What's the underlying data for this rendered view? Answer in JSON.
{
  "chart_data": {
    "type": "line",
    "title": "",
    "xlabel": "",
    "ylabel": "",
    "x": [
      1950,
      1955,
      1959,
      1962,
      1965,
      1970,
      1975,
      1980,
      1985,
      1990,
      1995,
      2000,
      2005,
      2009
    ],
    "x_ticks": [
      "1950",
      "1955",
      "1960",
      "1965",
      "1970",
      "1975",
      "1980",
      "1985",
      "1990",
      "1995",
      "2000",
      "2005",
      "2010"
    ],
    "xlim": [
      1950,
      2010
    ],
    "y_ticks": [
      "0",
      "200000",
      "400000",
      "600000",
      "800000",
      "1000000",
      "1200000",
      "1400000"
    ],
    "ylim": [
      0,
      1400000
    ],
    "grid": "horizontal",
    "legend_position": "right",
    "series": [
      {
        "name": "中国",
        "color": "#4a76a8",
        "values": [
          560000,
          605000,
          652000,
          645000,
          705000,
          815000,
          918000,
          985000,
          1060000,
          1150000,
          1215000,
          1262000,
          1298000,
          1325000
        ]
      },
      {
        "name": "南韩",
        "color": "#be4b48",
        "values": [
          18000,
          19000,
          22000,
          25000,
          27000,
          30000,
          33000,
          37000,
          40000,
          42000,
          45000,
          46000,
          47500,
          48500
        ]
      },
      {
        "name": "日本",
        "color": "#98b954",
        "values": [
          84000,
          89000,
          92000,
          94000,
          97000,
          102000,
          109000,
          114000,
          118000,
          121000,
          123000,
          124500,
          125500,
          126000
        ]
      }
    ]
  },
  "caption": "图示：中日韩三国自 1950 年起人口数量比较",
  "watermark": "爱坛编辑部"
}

☆ ☆ ☆ ☆

▶ **BRIEF**: Quote each line above in full, word for word.

▶ **OUTPUT**:
What's the underlying data for this rendered view? Answer in JSON.
{
  "chart_data": {
    "type": "line",
    "title": "",
    "xlabel": "",
    "ylabel": "",
    "x": [
      1950,
      1955,
      1959,
      1962,
      1965,
      1970,
      1975,
      1980,
      1985,
      1990,
      1995,
      2000,
      2005,
      2009
    ],
    "x_ticks": [
      "1950",
      "1955",
      "1960",
      "1965",
      "1970",
      "1975",
      "1980",
      "1985",
      "1990",
      "1995",
      "2000",
      "2005",
      "2010"
    ],
    "xlim": [
      1950,
      2010
    ],
    "y_ticks": [
      "0",
      "200000",
      "400000",
      "600000",
      "800000",
      "1000000",
      "1200000",
      "1400000"
    ],
    "ylim": [
      0,
      1400000
    ],
    "grid": "horizontal",
    "legend_position": "right",
    "series": [
      {
        "name": "中国",
        "color": "#4a76a8",
        "values": [
          560000,
          605000,
          652000,
          645000,
          705000,
          815000,
          918000,
          985000,
          1060000,
          1150000,
          1215000,
          1262000,
          1298000,
          1325000
        ]
      },
      {
        "name": "南韩",
        "color": "#be4b48",
        "values": [
          18000,
          19000,
          22000,
          25000,
          27000,
          30000,
          33000,
          37000,
          40000,
          42000,
          45000,
          46000,
          47500,
          48500
        ]
      },
      {
        "name": "日本",
        "color": "#98b954",
        "values": [
          84000,
          89000,
          92000,
          94000,
          97000,
          102000,
          109000,
          114000,
          118000,
          121000,
          123000,
          124500,
          125500,
          126000
        ]
      }
    ]
  },
  "caption": "图示：中日韩三国自 1950 年起人口数量比较",
  "watermark": "爱坛编辑部"
}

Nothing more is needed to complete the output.